A run of records

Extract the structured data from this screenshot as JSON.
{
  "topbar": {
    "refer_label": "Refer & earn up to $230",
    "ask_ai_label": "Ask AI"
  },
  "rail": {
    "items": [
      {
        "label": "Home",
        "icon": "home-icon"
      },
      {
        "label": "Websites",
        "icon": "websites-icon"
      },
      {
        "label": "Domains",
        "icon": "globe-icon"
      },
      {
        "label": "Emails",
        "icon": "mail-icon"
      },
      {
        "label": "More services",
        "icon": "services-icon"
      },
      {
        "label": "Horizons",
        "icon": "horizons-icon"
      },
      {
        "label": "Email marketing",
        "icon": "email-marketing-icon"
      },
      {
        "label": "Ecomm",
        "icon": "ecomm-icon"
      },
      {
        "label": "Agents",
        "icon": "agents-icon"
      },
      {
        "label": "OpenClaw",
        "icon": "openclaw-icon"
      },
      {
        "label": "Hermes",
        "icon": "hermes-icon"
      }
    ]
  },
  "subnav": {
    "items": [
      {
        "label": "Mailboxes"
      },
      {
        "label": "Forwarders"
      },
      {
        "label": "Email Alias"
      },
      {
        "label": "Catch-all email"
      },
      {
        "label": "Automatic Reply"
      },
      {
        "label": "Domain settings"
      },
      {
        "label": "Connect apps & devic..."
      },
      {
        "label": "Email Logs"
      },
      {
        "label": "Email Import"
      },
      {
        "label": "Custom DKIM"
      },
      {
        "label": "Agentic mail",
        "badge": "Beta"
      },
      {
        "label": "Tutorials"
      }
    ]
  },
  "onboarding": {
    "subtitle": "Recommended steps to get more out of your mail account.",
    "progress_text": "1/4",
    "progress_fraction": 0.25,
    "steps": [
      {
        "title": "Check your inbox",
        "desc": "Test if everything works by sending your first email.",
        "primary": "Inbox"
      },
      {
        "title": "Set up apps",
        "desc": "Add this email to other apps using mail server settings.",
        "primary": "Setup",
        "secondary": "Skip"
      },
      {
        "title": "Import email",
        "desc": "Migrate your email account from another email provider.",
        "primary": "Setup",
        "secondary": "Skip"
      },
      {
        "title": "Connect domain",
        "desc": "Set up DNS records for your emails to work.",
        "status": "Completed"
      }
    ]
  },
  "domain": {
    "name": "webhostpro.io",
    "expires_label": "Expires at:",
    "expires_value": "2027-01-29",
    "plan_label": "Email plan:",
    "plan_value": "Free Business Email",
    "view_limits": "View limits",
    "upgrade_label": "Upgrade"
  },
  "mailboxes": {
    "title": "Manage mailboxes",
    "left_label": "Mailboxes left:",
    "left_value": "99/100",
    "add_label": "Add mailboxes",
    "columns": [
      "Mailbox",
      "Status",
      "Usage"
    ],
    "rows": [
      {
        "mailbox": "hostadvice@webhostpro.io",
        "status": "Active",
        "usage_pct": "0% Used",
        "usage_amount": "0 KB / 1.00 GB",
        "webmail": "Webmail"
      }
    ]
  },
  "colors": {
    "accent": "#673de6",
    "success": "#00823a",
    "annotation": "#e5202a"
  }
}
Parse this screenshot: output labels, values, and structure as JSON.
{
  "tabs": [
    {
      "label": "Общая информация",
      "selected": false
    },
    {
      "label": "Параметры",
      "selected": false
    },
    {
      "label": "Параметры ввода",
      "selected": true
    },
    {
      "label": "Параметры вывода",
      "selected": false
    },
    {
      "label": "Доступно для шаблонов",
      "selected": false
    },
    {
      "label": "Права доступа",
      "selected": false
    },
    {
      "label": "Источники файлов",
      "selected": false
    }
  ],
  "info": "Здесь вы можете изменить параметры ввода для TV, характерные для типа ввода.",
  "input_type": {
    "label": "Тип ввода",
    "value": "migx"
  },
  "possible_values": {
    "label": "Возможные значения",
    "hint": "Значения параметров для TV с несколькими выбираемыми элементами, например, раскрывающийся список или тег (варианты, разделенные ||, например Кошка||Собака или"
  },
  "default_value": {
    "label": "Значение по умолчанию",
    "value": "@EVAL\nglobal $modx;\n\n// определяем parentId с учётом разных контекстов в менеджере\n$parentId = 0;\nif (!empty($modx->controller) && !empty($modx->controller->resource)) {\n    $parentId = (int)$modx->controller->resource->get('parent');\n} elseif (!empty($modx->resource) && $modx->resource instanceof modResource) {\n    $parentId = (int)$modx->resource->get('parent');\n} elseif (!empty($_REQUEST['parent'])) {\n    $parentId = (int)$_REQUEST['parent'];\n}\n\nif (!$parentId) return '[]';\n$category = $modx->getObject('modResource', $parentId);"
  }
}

▶ [Set exercise]: Write the data back out verbatim.

▶ [Final answer]:
Extract the structured data from this screenshot as JSON.
{
  "topbar": {
    "refer_label": "Refer & earn up to $230",
    "ask_ai_label": "Ask AI"
  },
  "rail": {
    "items": [
      {
        "label": "Home",
        "icon": "home-icon"
      },
      {
        "label": "Websites",
        "icon": "websites-icon"
      },
      {
        "label": "Domains",
        "icon": "globe-icon"
      },
      {
        "label": "Emails",
        "icon": "mail-icon"
      },
      {
        "label": "More services",
        "icon": "services-icon"
      },
      {
        "label": "Horizons",
        "icon": "horizons-icon"
      },
      {
        "label": "Email marketing",
        "icon": "email-marketing-icon"
      },
      {
        "label": "Ecomm",
        "icon": "ecomm-icon"
      },
      {
        "label": "Agents",
        "icon": "agents-icon"
      },
      {
        "label": "OpenClaw",
        "icon": "openclaw-icon"
      },
      {
        "label": "Hermes",
        "icon": "hermes-icon"
      }
    ]
  },
  "subnav": {
    "items": [
      {
        "label": "Mailboxes"
      },
      {
        "label": "Forwarders"
      },
      {
        "label": "Email Alias"
      },
      {
        "label": "Catch-all email"
      },
      {
        "label": "Automatic Reply"
      },
      {
        "label": "Domain settings"
      },
      {
        "label": "Connect apps & devic..."
      },
      {
        "label": "Email Logs"
      },
      {
        "label": "Email Import"
      },
      {
        "label": "Custom DKIM"
      },
      {
        "label": "Agentic mail",
        "badge": "Beta"
      },
      {
        "label": "Tutorials"
      }
    ]
  },
  "onboarding": {
    "subtitle": "Recommended steps to get more out of your mail account.",
    "progress_text": "1/4",
    "progress_fraction": 0.25,
    "steps": [
      {
        "title": "Check your inbox",
        "desc": "Test if everything works by sending your first email.",
        "primary": "Inbox"
      },
      {
        "title": "Set up apps",
        "desc": "Add this email to other apps using mail server settings.",
        "primary": "Setup",
        "secondary": "Skip"
      },
      {
        "title": "Import email",
        "desc": "Migrate your email account from another email provider.",
        "primary": "Setup",
        "secondary": "Skip"
      },
      {
        "title": "Connect domain",
        "desc": "Set up DNS records for your emails to work.",
        "status": "Completed"
      }
    ]
  },
  "domain": {
    "name": "webhostpro.io",
    "expires_label": "Expires at:",
    "expires_value": "2027-01-29",
    "plan_label": "Email plan:",
    "plan_value": "Free Business Email",
    "view_limits": "View limits",
    "upgrade_label": "Upgrade"
  },
  "mailboxes": {
    "title": "Manage mailboxes",
    "left_label": "Mailboxes left:",
    "left_value": "99/100",
    "add_label": "Add mailboxes",
    "columns": [
      "Mailbox",
      "Status",
      "Usage"
    ],
    "rows": [
      {
        "mailbox": "hostadvice@webhostpro.io",
        "status": "Active",
        "usage_pct": "0% Used",
        "usage_amount": "0 KB / 1.00 GB",
        "webmail": "Webmail"
      }
    ]
  },
  "colors": {
    "accent": "#673de6",
    "success": "#00823a",
    "annotation": "#e5202a"
  }
}
Parse this screenshot: output labels, values, and structure as JSON.
{
  "tabs": [
    {
      "label": "Общая информация",
      "selected": false
    },
    {
      "label": "Параметры",
      "selected": false
    },
    {
      "label": "Параметры ввода",
      "selected": true
    },
    {
      "label": "Параметры вывода",
      "selected": false
    },
    {
      "label": "Доступно для шаблонов",
      "selected": false
    },
    {
      "label": "Права доступа",
      "selected": false
    },
    {
      "label": "Источники файлов",
      "selected": false
    }
  ],
  "info": "Здесь вы можете изменить параметры ввода для TV, характерные для типа ввода.",
  "input_type": {
    "label": "Тип ввода",
    "value": "migx"
  },
  "possible_values": {
    "label": "Возможные значения",
    "hint": "Значения параметров для TV с несколькими выбираемыми элементами, например, раскрывающийся список или тег (варианты, разделенные ||, например Кошка||Собака или"
  },
  "default_value": {
    "label": "Значение по умолчанию",
    "value": "@EVAL\nglobal $modx;\n\n// определяем parentId с учётом разных контекстов в менеджере\n$parentId = 0;\nif (!empty($modx->controller) && !empty($modx->controller->resource)) {\n    $parentId = (int)$modx->controller->resource->get('parent');\n} elseif (!empty($modx->resource) && $modx->resource instanceof modResource) {\n    $parentId = (int)$modx->resource->get('parent');\n} elseif (!empty($_REQUEST['parent'])) {\n    $parentId = (int)$_REQUEST['parent'];\n}\n\nif (!$parentId) return '[]';\n$category = $modx->getObject('modResource', $parentId);"
  }
}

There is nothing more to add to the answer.